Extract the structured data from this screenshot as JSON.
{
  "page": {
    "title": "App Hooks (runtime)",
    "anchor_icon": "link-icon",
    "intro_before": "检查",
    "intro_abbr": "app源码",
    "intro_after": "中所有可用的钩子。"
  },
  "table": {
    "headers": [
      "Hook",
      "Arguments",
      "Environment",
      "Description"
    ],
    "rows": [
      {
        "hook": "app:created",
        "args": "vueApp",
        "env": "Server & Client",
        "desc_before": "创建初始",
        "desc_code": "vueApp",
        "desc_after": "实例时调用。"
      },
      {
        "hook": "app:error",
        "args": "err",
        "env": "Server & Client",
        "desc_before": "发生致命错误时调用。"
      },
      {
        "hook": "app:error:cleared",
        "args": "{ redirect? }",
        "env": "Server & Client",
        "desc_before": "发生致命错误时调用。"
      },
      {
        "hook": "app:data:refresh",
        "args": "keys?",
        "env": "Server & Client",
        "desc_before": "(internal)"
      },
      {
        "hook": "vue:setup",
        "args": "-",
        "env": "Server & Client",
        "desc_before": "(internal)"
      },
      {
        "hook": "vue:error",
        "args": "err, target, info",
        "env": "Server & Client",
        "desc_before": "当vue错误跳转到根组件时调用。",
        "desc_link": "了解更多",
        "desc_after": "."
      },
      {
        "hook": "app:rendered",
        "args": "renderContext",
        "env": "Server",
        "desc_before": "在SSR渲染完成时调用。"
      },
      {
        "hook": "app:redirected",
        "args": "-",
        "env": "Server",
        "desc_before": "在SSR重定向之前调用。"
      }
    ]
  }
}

**EXERCISE PROMPT:**
Using the data above, output each line exactly.

**EXERCISE SOLUTION:**
Extract the structured data from this screenshot as JSON.
{
  "page": {
    "title": "App Hooks (runtime)",
    "anchor_icon": "link-icon",
    "intro_before": "检查",
    "intro_abbr": "app源码",
    "intro_after": "中所有可用的钩子。"
  },
  "table": {
    "headers": [
      "Hook",
      "Arguments",
      "Environment",
      "Description"
    ],
    "rows": [
      {
        "hook": "app:created",
        "args": "vueApp",
        "env": "Server & Client",
        "desc_before": "创建初始",
        "desc_code": "vueApp",
        "desc_after": "实例时调用。"
      },
      {
        "hook": "app:error",
        "args": "err",
        "env": "Server & Client",
        "desc_before": "发生致命错误时调用。"
      },
      {
        "hook": "app:error:cleared",
        "args": "{ redirect? }",
        "env": "Server & Client",
        "desc_before": "发生致命错误时调用。"
      },
      {
        "hook": "app:data:refresh",
        "args": "keys?",
        "env": "Server & Client",
        "desc_before": "(internal)"
      },
      {
        "hook": "vue:setup",
        "args": "-",
        "env": "Server & Client",
        "desc_before": "(internal)"
      },
      {
        "hook": "vue:error",
        "args": "err, target, info",
        "env": "Server & Client",
        "desc_before": "当vue错误跳转到根组件时调用。",
        "desc_link": "了解更多",
        "desc_after": "."
      },
      {
        "hook": "app:rendered",
        "args": "renderContext",
        "env": "Server",
        "desc_before": "在SSR渲染完成时调用。"
      },
      {
        "hook": "app:redirected",
        "args": "-",
        "env": "Server",
        "desc_before": "在SSR重定向之前调用。"
      }
    ]
  }
}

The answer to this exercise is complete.